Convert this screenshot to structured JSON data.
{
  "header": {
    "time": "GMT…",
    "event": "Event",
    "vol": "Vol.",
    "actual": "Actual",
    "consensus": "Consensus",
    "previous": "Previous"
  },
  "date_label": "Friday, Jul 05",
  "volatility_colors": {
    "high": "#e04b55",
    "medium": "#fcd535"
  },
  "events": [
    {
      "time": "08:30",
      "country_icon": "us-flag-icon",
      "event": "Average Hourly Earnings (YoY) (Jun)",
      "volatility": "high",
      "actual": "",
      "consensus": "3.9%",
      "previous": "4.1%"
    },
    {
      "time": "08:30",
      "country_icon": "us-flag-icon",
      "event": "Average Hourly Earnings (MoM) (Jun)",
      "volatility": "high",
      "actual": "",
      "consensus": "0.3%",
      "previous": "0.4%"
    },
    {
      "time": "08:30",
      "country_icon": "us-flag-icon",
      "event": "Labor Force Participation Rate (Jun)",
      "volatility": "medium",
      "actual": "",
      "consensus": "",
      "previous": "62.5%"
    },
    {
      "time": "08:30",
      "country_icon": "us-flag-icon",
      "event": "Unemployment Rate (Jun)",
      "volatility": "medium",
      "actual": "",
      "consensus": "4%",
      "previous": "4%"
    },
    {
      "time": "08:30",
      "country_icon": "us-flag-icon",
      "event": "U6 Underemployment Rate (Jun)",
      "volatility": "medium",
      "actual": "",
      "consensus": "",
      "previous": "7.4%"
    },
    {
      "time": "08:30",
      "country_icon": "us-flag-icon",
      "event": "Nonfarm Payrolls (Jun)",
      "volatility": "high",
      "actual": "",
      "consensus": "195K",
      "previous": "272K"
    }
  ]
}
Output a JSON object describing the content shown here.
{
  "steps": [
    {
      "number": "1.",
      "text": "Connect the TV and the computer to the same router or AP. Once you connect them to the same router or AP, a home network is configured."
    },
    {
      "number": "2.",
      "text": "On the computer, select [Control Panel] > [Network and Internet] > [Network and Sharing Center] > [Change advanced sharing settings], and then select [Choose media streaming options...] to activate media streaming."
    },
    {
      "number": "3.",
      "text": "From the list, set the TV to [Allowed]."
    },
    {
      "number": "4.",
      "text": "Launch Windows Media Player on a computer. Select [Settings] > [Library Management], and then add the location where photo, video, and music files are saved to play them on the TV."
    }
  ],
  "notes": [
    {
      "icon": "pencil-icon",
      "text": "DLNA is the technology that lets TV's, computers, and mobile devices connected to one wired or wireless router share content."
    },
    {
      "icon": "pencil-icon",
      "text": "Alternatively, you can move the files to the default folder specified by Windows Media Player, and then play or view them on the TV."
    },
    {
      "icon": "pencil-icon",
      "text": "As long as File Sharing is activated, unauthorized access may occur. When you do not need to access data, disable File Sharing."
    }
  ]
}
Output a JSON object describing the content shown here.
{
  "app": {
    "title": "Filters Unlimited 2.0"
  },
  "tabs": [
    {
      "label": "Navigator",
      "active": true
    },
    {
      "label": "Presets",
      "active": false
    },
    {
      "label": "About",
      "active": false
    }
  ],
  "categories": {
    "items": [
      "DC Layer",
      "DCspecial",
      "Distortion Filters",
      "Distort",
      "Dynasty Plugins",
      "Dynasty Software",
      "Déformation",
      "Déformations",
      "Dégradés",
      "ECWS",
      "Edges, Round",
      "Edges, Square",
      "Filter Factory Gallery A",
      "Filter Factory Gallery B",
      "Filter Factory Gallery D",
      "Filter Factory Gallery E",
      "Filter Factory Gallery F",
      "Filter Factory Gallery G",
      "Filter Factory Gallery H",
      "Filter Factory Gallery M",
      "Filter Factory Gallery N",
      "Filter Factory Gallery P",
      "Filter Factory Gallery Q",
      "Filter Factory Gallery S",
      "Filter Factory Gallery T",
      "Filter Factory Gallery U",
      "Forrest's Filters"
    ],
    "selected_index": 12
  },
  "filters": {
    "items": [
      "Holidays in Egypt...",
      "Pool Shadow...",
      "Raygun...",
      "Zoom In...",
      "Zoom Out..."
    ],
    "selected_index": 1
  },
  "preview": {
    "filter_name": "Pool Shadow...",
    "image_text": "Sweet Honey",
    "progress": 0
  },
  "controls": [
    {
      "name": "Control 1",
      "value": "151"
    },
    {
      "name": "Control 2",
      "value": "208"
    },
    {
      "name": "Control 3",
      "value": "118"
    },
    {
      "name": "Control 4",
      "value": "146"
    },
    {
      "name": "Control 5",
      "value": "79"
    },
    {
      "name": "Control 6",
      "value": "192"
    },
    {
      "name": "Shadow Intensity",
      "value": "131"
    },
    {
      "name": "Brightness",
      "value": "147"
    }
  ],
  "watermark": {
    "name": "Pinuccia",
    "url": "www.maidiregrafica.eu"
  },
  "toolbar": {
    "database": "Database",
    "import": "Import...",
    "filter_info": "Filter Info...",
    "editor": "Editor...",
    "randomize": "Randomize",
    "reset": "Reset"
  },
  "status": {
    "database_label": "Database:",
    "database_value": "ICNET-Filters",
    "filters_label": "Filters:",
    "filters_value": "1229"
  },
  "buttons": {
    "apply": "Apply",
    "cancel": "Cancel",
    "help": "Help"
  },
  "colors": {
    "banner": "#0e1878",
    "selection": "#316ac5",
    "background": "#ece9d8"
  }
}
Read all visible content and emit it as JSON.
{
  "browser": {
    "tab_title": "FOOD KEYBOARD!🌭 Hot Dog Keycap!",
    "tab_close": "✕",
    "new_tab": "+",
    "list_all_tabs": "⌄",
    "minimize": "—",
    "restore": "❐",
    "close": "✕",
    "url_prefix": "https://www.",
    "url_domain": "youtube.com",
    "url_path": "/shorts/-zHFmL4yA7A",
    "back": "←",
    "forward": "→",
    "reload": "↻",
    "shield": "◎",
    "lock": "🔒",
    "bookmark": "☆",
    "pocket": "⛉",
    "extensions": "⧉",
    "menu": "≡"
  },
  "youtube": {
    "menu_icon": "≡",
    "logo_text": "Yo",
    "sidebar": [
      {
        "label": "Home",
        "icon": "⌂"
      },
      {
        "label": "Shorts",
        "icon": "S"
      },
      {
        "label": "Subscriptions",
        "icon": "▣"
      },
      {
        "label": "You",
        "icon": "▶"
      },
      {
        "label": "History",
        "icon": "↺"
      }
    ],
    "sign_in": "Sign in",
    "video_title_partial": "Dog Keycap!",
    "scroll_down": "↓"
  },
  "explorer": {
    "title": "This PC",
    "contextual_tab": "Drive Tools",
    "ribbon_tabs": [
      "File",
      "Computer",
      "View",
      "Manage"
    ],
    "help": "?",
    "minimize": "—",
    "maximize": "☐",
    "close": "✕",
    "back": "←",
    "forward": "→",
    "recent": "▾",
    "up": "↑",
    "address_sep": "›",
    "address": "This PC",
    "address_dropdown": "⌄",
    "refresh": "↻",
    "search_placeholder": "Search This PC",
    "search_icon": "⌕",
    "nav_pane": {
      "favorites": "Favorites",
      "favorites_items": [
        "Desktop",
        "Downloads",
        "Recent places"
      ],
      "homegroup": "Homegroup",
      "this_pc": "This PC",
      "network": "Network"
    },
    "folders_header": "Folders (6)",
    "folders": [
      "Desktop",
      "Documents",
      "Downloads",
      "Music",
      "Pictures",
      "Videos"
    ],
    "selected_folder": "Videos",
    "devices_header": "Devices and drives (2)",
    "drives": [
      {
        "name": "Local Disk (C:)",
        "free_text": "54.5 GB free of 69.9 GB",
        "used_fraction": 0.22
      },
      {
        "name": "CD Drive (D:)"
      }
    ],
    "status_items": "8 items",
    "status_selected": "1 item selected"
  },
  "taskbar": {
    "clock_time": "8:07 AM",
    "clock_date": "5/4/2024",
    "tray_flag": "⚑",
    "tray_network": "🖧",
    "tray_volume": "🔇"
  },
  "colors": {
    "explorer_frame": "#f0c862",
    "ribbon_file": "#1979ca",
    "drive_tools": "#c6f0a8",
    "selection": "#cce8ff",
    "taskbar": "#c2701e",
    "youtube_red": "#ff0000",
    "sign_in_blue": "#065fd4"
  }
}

- **Stated exercise**:
Leave out every line without the string "JSON" and copy the rest.

- **Exercise answer**:
Convert this screenshot to structured JSON data.
Output a JSON object describing the content shown here.
Output a JSON object describing the content shown here.
Read all visible content and emit it as JSON.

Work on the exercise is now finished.